— Begin Records provided —

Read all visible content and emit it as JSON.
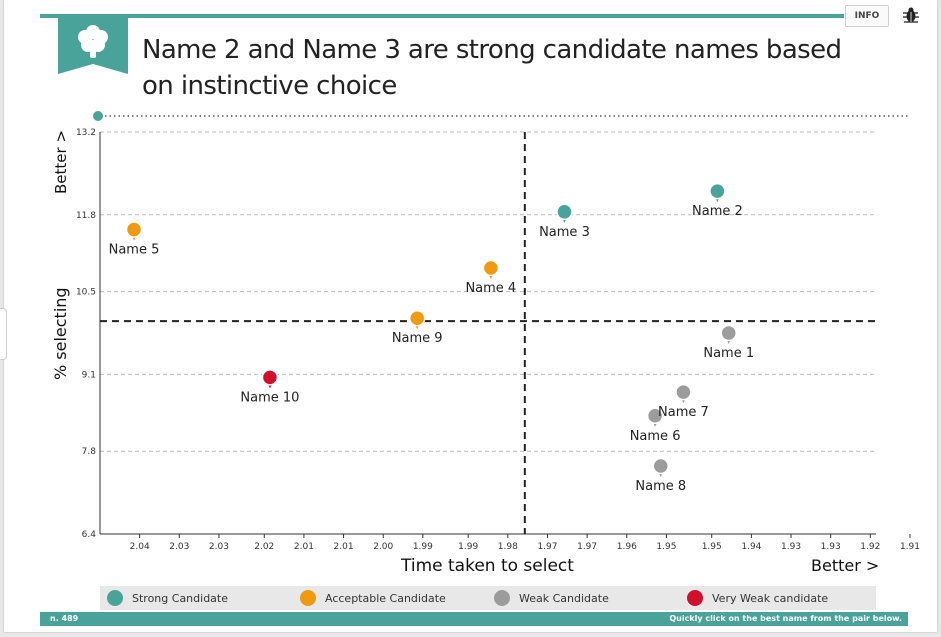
{
  "header": {
    "title_line1": "Name 2 and Name 3 are strong candidate names based",
    "title_line2": "on instinctive choice",
    "info_label": "INFO",
    "logo_icon": "brain-icon",
    "bug_icon": "bug-icon",
    "accent_color": "#4aa39a"
  },
  "footer": {
    "left_text": "n. 489",
    "right_text": "Quickly click on the best name from the pair below."
  },
  "legend": [
    {
      "label": "Strong Candidate",
      "color": "#4aa39a"
    },
    {
      "label": "Acceptable Candidate",
      "color": "#f09a11"
    },
    {
      "label": "Weak Candidate",
      "color": "#9c9c9c"
    },
    {
      "label": "Very Weak candidate",
      "color": "#d0102c"
    }
  ],
  "chart_data": {
    "type": "scatter",
    "title": "Name 2 and Name 3 are strong candidate names based on instinctive choice",
    "xlabel": "Time taken to select",
    "ylabel": "% selecting",
    "x_better_label": "Better >",
    "y_better_label": "Better >",
    "x_reversed": true,
    "xlim": [
      2.047,
      1.91
    ],
    "ylim": [
      6.4,
      13.2
    ],
    "x_ticks": [
      "2.04",
      "2.03",
      "2.03",
      "2.02",
      "2.01",
      "2.01",
      "2.00",
      "1.99",
      "1.99",
      "1.98",
      "1.97",
      "1.97",
      "1.96",
      "1.95",
      "1.95",
      "1.94",
      "1.93",
      "1.93",
      "1.92",
      "1.91"
    ],
    "x_tick_values": [
      2.04,
      2.033,
      2.026,
      2.018,
      2.011,
      2.004,
      1.997,
      1.99,
      1.982,
      1.975,
      1.968,
      1.961,
      1.954,
      1.947,
      1.939,
      1.932,
      1.925,
      1.918,
      1.911,
      1.904
    ],
    "y_ticks": [
      6.4,
      7.8,
      9.1,
      10.5,
      11.8,
      13.2
    ],
    "grid": true,
    "ref_lines": {
      "x": 1.972,
      "y": 10.0
    },
    "legend_position": "bottom",
    "points": [
      {
        "name": "Name 1",
        "x": 1.936,
        "y": 9.8,
        "category": "Weak Candidate"
      },
      {
        "name": "Name 2",
        "x": 1.938,
        "y": 12.2,
        "category": "Strong Candidate"
      },
      {
        "name": "Name 3",
        "x": 1.965,
        "y": 11.85,
        "category": "Strong Candidate"
      },
      {
        "name": "Name 4",
        "x": 1.978,
        "y": 10.9,
        "category": "Acceptable Candidate"
      },
      {
        "name": "Name 5",
        "x": 2.041,
        "y": 11.55,
        "category": "Acceptable Candidate"
      },
      {
        "name": "Name 6",
        "x": 1.949,
        "y": 8.4,
        "category": "Weak Candidate"
      },
      {
        "name": "Name 7",
        "x": 1.944,
        "y": 8.8,
        "category": "Weak Candidate"
      },
      {
        "name": "Name 8",
        "x": 1.948,
        "y": 7.55,
        "category": "Weak Candidate"
      },
      {
        "name": "Name 9",
        "x": 1.991,
        "y": 10.05,
        "category": "Acceptable Candidate"
      },
      {
        "name": "Name 10",
        "x": 2.017,
        "y": 9.05,
        "category": "Very Weak candidate"
      }
    ]
  }
}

— End Records provided —

## The problem
Quote the records above exactly, leaving out any pictures.

## Expected output
Read all visible content and emit it as JSON.
{
  "header": {
    "title_line1": "Name 2 and Name 3 are strong candidate names based",
    "title_line2": "on instinctive choice",
    "info_label": "INFO",
    "logo_icon": "brain-icon",
    "bug_icon": "bug-icon",
    "accent_color": "#4aa39a"
  },
  "footer": {
    "left_text": "n. 489",
    "right_text": "Quickly click on the best name from the pair below."
  },
  "legend": [
    {
      "label": "Strong Candidate",
      "color": "#4aa39a"
    },
    {
      "label": "Acceptable Candidate",
      "color": "#f09a11"
    },
    {
      "label": "Weak Candidate",
      "color": "#9c9c9c"
    },
    {
      "label": "Very Weak candidate",
      "color": "#d0102c"
    }
  ],
  "chart_data": {
    "type": "scatter",
    "title": "Name 2 and Name 3 are strong candidate names based on instinctive choice",
    "xlabel": "Time taken to select",
    "ylabel": "% selecting",
    "x_better_label": "Better >",
    "y_better_label": "Better >",
    "x_reversed": true,
    "xlim": [
      2.047,
      1.91
    ],
    "ylim": [
      6.4,
      13.2
    ],
    "x_ticks": [
      "2.04",
      "2.03",
      "2.03",
      "2.02",
      "2.01",
      "2.01",
      "2.00",
      "1.99",
      "1.99",
      "1.98",
      "1.97",
      "1.97",
      "1.96",
      "1.95",
      "1.95",
      "1.94",
      "1.93",
      "1.93",
      "1.92",
      "1.91"
    ],
    "x_tick_values": [
      2.04,
      2.033,
      2.026,
      2.018,
      2.011,
      2.004,
      1.997,
      1.99,
      1.982,
      1.975,
      1.968,
      1.961,
      1.954,
      1.947,
      1.939,
      1.932,
      1.925,
      1.918,
      1.911,
      1.904
    ],
    "y_ticks": [
      6.4,
      7.8,
      9.1,
      10.5,
      11.8,
      13.2
    ],
    "grid": true,
    "ref_lines": {
      "x": 1.972,
      "y": 10.0
    },
    "legend_position": "bottom",
    "points": [
      {
        "name": "Name 1",
        "x": 1.936,
        "y": 9.8,
        "category": "Weak Candidate"
      },
      {
        "name": "Name 2",
        "x": 1.938,
        "y": 12.2,
        "category": "Strong Candidate"
      },
      {
        "name": "Name 3",
        "x": 1.965,
        "y": 11.85,
        "category": "Strong Candidate"
      },
      {
        "name": "Name 4",
        "x": 1.978,
        "y": 10.9,
        "category": "Acceptable Candidate"
      },
      {
        "name": "Name 5",
        "x": 2.041,
        "y": 11.55,
        "category": "Acceptable Candidate"
      },
      {
        "name": "Name 6",
        "x": 1.949,
        "y": 8.4,
        "category": "Weak Candidate"
      },
      {
        "name": "Name 7",
        "x": 1.944,
        "y": 8.8,
        "category": "Weak Candidate"
      },
      {
        "name": "Name 8",
        "x": 1.948,
        "y": 7.55,
        "category": "Weak Candidate"
      },
      {
        "name": "Name 9",
        "x": 1.991,
        "y": 10.05,
        "category": "Acceptable Candidate"
      },
      {
        "name": "Name 10",
        "x": 2.017,
        "y": 9.05,
        "category": "Very Weak candidate"
      }
    ]
  }
}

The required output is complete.